*Set problem*. Repeat each entry as written, dropping any picture you find.

(Dataset records)
# # # # #

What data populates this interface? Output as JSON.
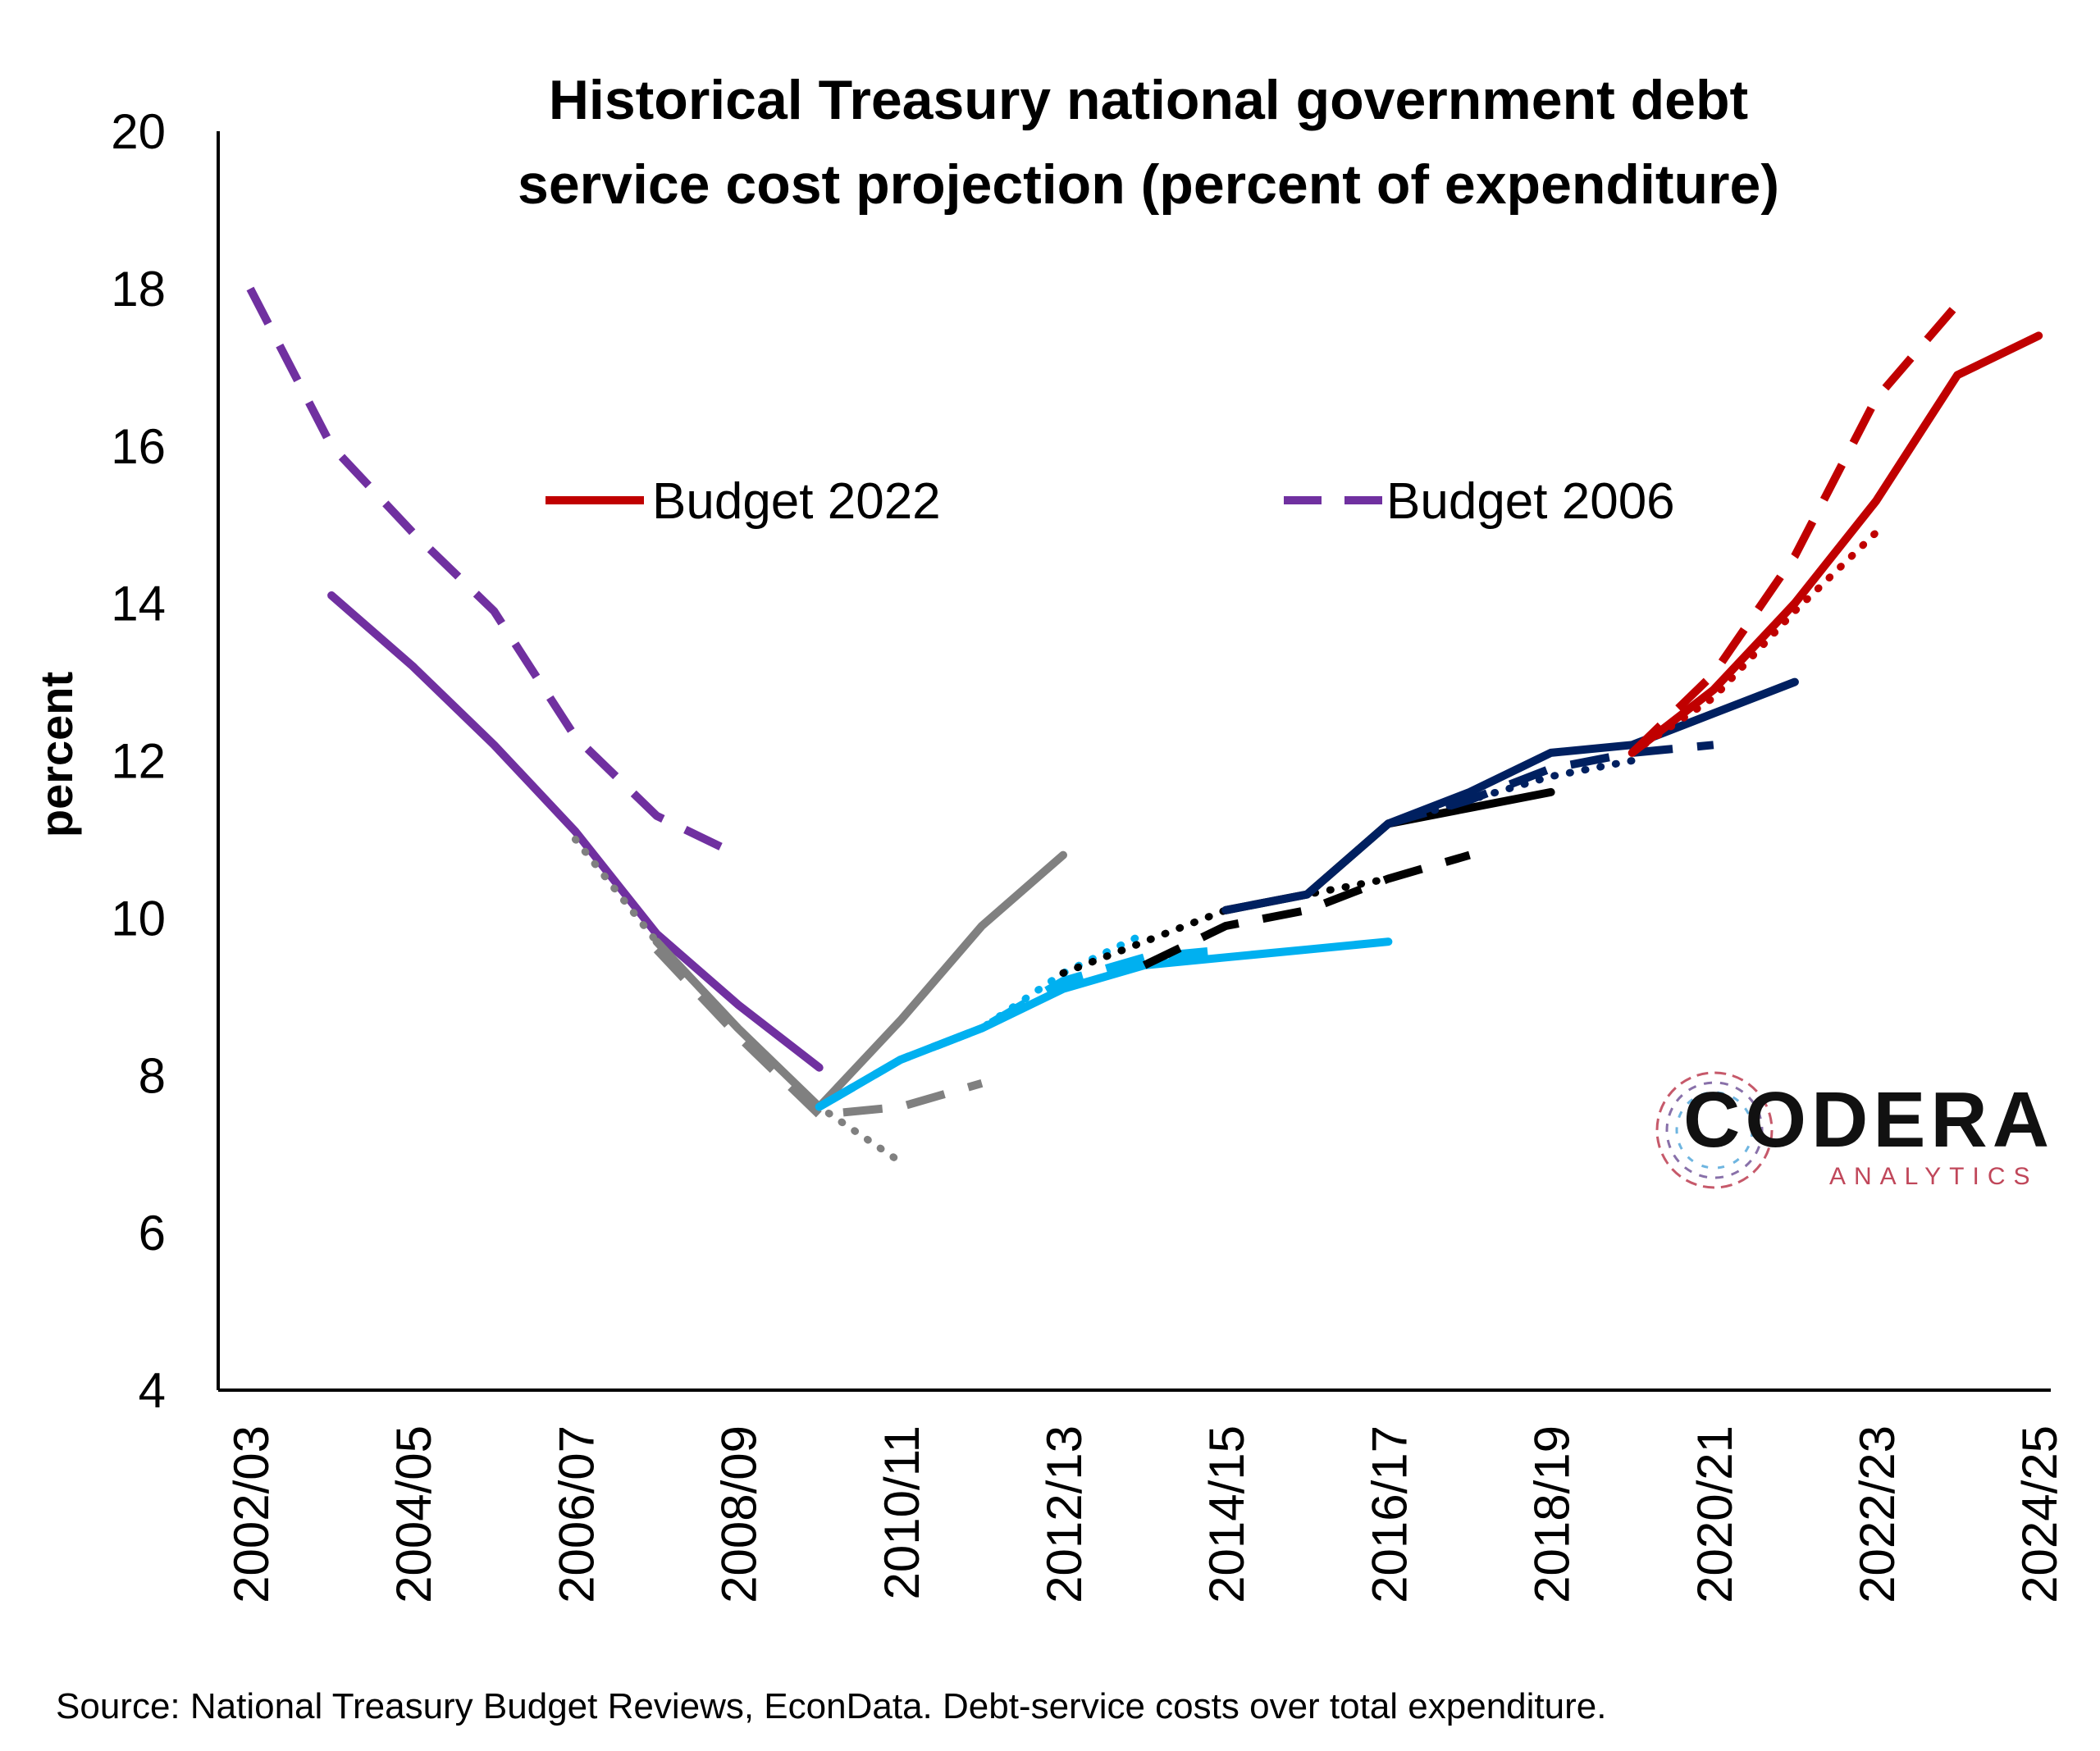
{
  "chart_data": {
    "type": "line",
    "title_lines": [
      "Historical Treasury national government debt",
      "service cost projection (percent of expenditure)"
    ],
    "ylabel": "percent",
    "xlabel": "",
    "ylim": [
      4,
      20
    ],
    "yticks": [
      4,
      6,
      8,
      10,
      12,
      14,
      16,
      18,
      20
    ],
    "categories": [
      "2002/03",
      "2003/04",
      "2004/05",
      "2005/06",
      "2006/07",
      "2007/08",
      "2008/09",
      "2009/10",
      "2010/11",
      "2011/12",
      "2012/13",
      "2013/14",
      "2014/15",
      "2015/16",
      "2016/17",
      "2017/18",
      "2018/19",
      "2019/20",
      "2020/21",
      "2021/22",
      "2022/23",
      "2023/24",
      "2024/25"
    ],
    "tick_labels": [
      "2002/03",
      "2004/05",
      "2006/07",
      "2008/09",
      "2010/11",
      "2012/13",
      "2014/15",
      "2016/17",
      "2018/19",
      "2020/21",
      "2022/23",
      "2024/25"
    ],
    "legend": [
      {
        "label": "Budget 2022",
        "color": "#c00000",
        "style": "solid"
      },
      {
        "label": "Budget 2006",
        "color": "#7030a0",
        "style": "dashed"
      }
    ],
    "series": [
      {
        "color": "#7030a0",
        "style": "dashed",
        "x": [
          "2002/03",
          "2003/04",
          "2004/05",
          "2005/06",
          "2006/07",
          "2007/08",
          "2008/09"
        ],
        "values": [
          18.0,
          16.0,
          14.9,
          13.9,
          12.3,
          11.3,
          10.8
        ]
      },
      {
        "color": "#7030a0",
        "style": "solid",
        "x": [
          "2003/04",
          "2004/05",
          "2005/06",
          "2006/07",
          "2007/08",
          "2008/09",
          "2009/10"
        ],
        "values": [
          14.1,
          13.2,
          12.2,
          11.1,
          9.8,
          8.9,
          8.1
        ]
      },
      {
        "color": "#808080",
        "style": "dotted",
        "x": [
          "2006/07",
          "2007/08",
          "2008/09",
          "2009/10",
          "2010/11"
        ],
        "values": [
          11.0,
          9.7,
          8.6,
          7.6,
          6.9
        ]
      },
      {
        "color": "#808080",
        "style": "dashed",
        "x": [
          "2007/08",
          "2008/09",
          "2009/10",
          "2010/11",
          "2011/12"
        ],
        "values": [
          9.6,
          8.5,
          7.5,
          7.6,
          7.9
        ]
      },
      {
        "color": "#808080",
        "style": "solid",
        "x": [
          "2007/08",
          "2008/09",
          "2009/10",
          "2010/11",
          "2011/12",
          "2012/13"
        ],
        "values": [
          9.7,
          8.6,
          7.6,
          8.7,
          9.9,
          10.8
        ]
      },
      {
        "color": "#00b0f0",
        "style": "dotted",
        "x": [
          "2009/10",
          "2010/11",
          "2011/12",
          "2012/13",
          "2013/14"
        ],
        "values": [
          7.6,
          8.2,
          8.6,
          9.3,
          9.8
        ]
      },
      {
        "color": "#00b0f0",
        "style": "dashed",
        "x": [
          "2009/10",
          "2010/11",
          "2011/12",
          "2012/13",
          "2013/14",
          "2014/15"
        ],
        "values": [
          7.6,
          8.2,
          8.6,
          9.2,
          9.5,
          9.6
        ]
      },
      {
        "color": "#00b0f0",
        "style": "solid",
        "x": [
          "2009/10",
          "2010/11",
          "2011/12",
          "2012/13",
          "2013/14",
          "2014/15",
          "2015/16",
          "2016/17"
        ],
        "values": [
          7.6,
          8.2,
          8.6,
          9.1,
          9.4,
          9.5,
          9.6,
          9.7
        ]
      },
      {
        "color": "#000000",
        "style": "dotted",
        "x": [
          "2012/13",
          "2013/14",
          "2014/15",
          "2015/16",
          "2016/17"
        ],
        "values": [
          9.3,
          9.7,
          10.1,
          10.3,
          10.5
        ]
      },
      {
        "color": "#000000",
        "style": "dashed",
        "x": [
          "2013/14",
          "2014/15",
          "2015/16",
          "2016/17",
          "2017/18"
        ],
        "values": [
          9.4,
          9.9,
          10.1,
          10.5,
          10.8
        ]
      },
      {
        "color": "#000000",
        "style": "solid",
        "x": [
          "2014/15",
          "2015/16",
          "2016/17",
          "2017/18",
          "2018/19"
        ],
        "values": [
          10.1,
          10.3,
          11.2,
          11.4,
          11.6
        ]
      },
      {
        "color": "#002060",
        "style": "dotted",
        "x": [
          "2015/16",
          "2016/17",
          "2017/18",
          "2018/19",
          "2019/20"
        ],
        "values": [
          10.3,
          11.2,
          11.5,
          11.8,
          12.0
        ]
      },
      {
        "color": "#002060",
        "style": "dashed",
        "x": [
          "2016/17",
          "2017/18",
          "2018/19",
          "2019/20",
          "2020/21"
        ],
        "values": [
          11.2,
          11.5,
          11.9,
          12.1,
          12.2
        ]
      },
      {
        "color": "#002060",
        "style": "solid",
        "x": [
          "2014/15",
          "2015/16",
          "2016/17",
          "2017/18",
          "2018/19",
          "2019/20",
          "2020/21",
          "2021/22"
        ],
        "values": [
          10.1,
          10.3,
          11.2,
          11.6,
          12.1,
          12.2,
          12.6,
          13.0
        ]
      },
      {
        "color": "#c00000",
        "style": "dotted",
        "x": [
          "2019/20",
          "2020/21",
          "2021/22",
          "2022/23"
        ],
        "values": [
          12.1,
          12.8,
          13.9,
          14.9
        ]
      },
      {
        "color": "#c00000",
        "style": "dashed",
        "x": [
          "2019/20",
          "2020/21",
          "2021/22",
          "2022/23",
          "2023/24"
        ],
        "values": [
          12.1,
          13.1,
          14.6,
          16.6,
          17.8
        ]
      },
      {
        "color": "#c00000",
        "style": "solid",
        "x": [
          "2019/20",
          "2020/21",
          "2021/22",
          "2022/23",
          "2023/24",
          "2024/25"
        ],
        "values": [
          12.1,
          12.9,
          14.0,
          15.3,
          16.9,
          17.4
        ]
      }
    ],
    "grid": false
  },
  "source_text": "Source: National Treasury Budget Reviews, EconData. Debt-service costs over total expenditure.",
  "logo": {
    "main": "CODERA",
    "sub": "ANALYTICS",
    "colors": {
      "ring1": "#c0475a",
      "ring2": "#4aa3d8",
      "ring3": "#6a4c93"
    }
  }
}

# # # # #

*Response to the task*.
What data populates this interface? Output as JSON.
{
  "chart_data": {
    "type": "line",
    "title_lines": [
      "Historical Treasury national government debt",
      "service cost projection (percent of expenditure)"
    ],
    "ylabel": "percent",
    "xlabel": "",
    "ylim": [
      4,
      20
    ],
    "yticks": [
      4,
      6,
      8,
      10,
      12,
      14,
      16,
      18,
      20
    ],
    "categories": [
      "2002/03",
      "2003/04",
      "2004/05",
      "2005/06",
      "2006/07",
      "2007/08",
      "2008/09",
      "2009/10",
      "2010/11",
      "2011/12",
      "2012/13",
      "2013/14",
      "2014/15",
      "2015/16",
      "2016/17",
      "2017/18",
      "2018/19",
      "2019/20",
      "2020/21",
      "2021/22",
      "2022/23",
      "2023/24",
      "2024/25"
    ],
    "tick_labels": [
      "2002/03",
      "2004/05",
      "2006/07",
      "2008/09",
      "2010/11",
      "2012/13",
      "2014/15",
      "2016/17",
      "2018/19",
      "2020/21",
      "2022/23",
      "2024/25"
    ],
    "legend": [
      {
        "label": "Budget 2022",
        "color": "#c00000",
        "style": "solid"
      },
      {
        "label": "Budget 2006",
        "color": "#7030a0",
        "style": "dashed"
      }
    ],
    "series": [
      {
        "color": "#7030a0",
        "style": "dashed",
        "x": [
          "2002/03",
          "2003/04",
          "2004/05",
          "2005/06",
          "2006/07",
          "2007/08",
          "2008/09"
        ],
        "values": [
          18.0,
          16.0,
          14.9,
          13.9,
          12.3,
          11.3,
          10.8
        ]
      },
      {
        "color": "#7030a0",
        "style": "solid",
        "x": [
          "2003/04",
          "2004/05",
          "2005/06",
          "2006/07",
          "2007/08",
          "2008/09",
          "2009/10"
        ],
        "values": [
          14.1,
          13.2,
          12.2,
          11.1,
          9.8,
          8.9,
          8.1
        ]
      },
      {
        "color": "#808080",
        "style": "dotted",
        "x": [
          "2006/07",
          "2007/08",
          "2008/09",
          "2009/10",
          "2010/11"
        ],
        "values": [
          11.0,
          9.7,
          8.6,
          7.6,
          6.9
        ]
      },
      {
        "color": "#808080",
        "style": "dashed",
        "x": [
          "2007/08",
          "2008/09",
          "2009/10",
          "2010/11",
          "2011/12"
        ],
        "values": [
          9.6,
          8.5,
          7.5,
          7.6,
          7.9
        ]
      },
      {
        "color": "#808080",
        "style": "solid",
        "x": [
          "2007/08",
          "2008/09",
          "2009/10",
          "2010/11",
          "2011/12",
          "2012/13"
        ],
        "values": [
          9.7,
          8.6,
          7.6,
          8.7,
          9.9,
          10.8
        ]
      },
      {
        "color": "#00b0f0",
        "style": "dotted",
        "x": [
          "2009/10",
          "2010/11",
          "2011/12",
          "2012/13",
          "2013/14"
        ],
        "values": [
          7.6,
          8.2,
          8.6,
          9.3,
          9.8
        ]
      },
      {
        "color": "#00b0f0",
        "style": "dashed",
        "x": [
          "2009/10",
          "2010/11",
          "2011/12",
          "2012/13",
          "2013/14",
          "2014/15"
        ],
        "values": [
          7.6,
          8.2,
          8.6,
          9.2,
          9.5,
          9.6
        ]
      },
      {
        "color": "#00b0f0",
        "style": "solid",
        "x": [
          "2009/10",
          "2010/11",
          "2011/12",
          "2012/13",
          "2013/14",
          "2014/15",
          "2015/16",
          "2016/17"
        ],
        "values": [
          7.6,
          8.2,
          8.6,
          9.1,
          9.4,
          9.5,
          9.6,
          9.7
        ]
      },
      {
        "color": "#000000",
        "style": "dotted",
        "x": [
          "2012/13",
          "2013/14",
          "2014/15",
          "2015/16",
          "2016/17"
        ],
        "values": [
          9.3,
          9.7,
          10.1,
          10.3,
          10.5
        ]
      },
      {
        "color": "#000000",
        "style": "dashed",
        "x": [
          "2013/14",
          "2014/15",
          "2015/16",
          "2016/17",
          "2017/18"
        ],
        "values": [
          9.4,
          9.9,
          10.1,
          10.5,
          10.8
        ]
      },
      {
        "color": "#000000",
        "style": "solid",
        "x": [
          "2014/15",
          "2015/16",
          "2016/17",
          "2017/18",
          "2018/19"
        ],
        "values": [
          10.1,
          10.3,
          11.2,
          11.4,
          11.6
        ]
      },
      {
        "color": "#002060",
        "style": "dotted",
        "x": [
          "2015/16",
          "2016/17",
          "2017/18",
          "2018/19",
          "2019/20"
        ],
        "values": [
          10.3,
          11.2,
          11.5,
          11.8,
          12.0
        ]
      },
      {
        "color": "#002060",
        "style": "dashed",
        "x": [
          "2016/17",
          "2017/18",
          "2018/19",
          "2019/20",
          "2020/21"
        ],
        "values": [
          11.2,
          11.5,
          11.9,
          12.1,
          12.2
        ]
      },
      {
        "color": "#002060",
        "style": "solid",
        "x": [
          "2014/15",
          "2015/16",
          "2016/17",
          "2017/18",
          "2018/19",
          "2019/20",
          "2020/21",
          "2021/22"
        ],
        "values": [
          10.1,
          10.3,
          11.2,
          11.6,
          12.1,
          12.2,
          12.6,
          13.0
        ]
      },
      {
        "color": "#c00000",
        "style": "dotted",
        "x": [
          "2019/20",
          "2020/21",
          "2021/22",
          "2022/23"
        ],
        "values": [
          12.1,
          12.8,
          13.9,
          14.9
        ]
      },
      {
        "color": "#c00000",
        "style": "dashed",
        "x": [
          "2019/20",
          "2020/21",
          "2021/22",
          "2022/23",
          "2023/24"
        ],
        "values": [
          12.1,
          13.1,
          14.6,
          16.6,
          17.8
        ]
      },
      {
        "color": "#c00000",
        "style": "solid",
        "x": [
          "2019/20",
          "2020/21",
          "2021/22",
          "2022/23",
          "2023/24",
          "2024/25"
        ],
        "values": [
          12.1,
          12.9,
          14.0,
          15.3,
          16.9,
          17.4
        ]
      }
    ],
    "grid": false
  },
  "source_text": "Source: National Treasury Budget Reviews, EconData. Debt-service costs over total expenditure.",
  "logo": {
    "main": "CODERA",
    "sub": "ANALYTICS",
    "colors": {
      "ring1": "#c0475a",
      "ring2": "#4aa3d8",
      "ring3": "#6a4c93"
    }
  }
}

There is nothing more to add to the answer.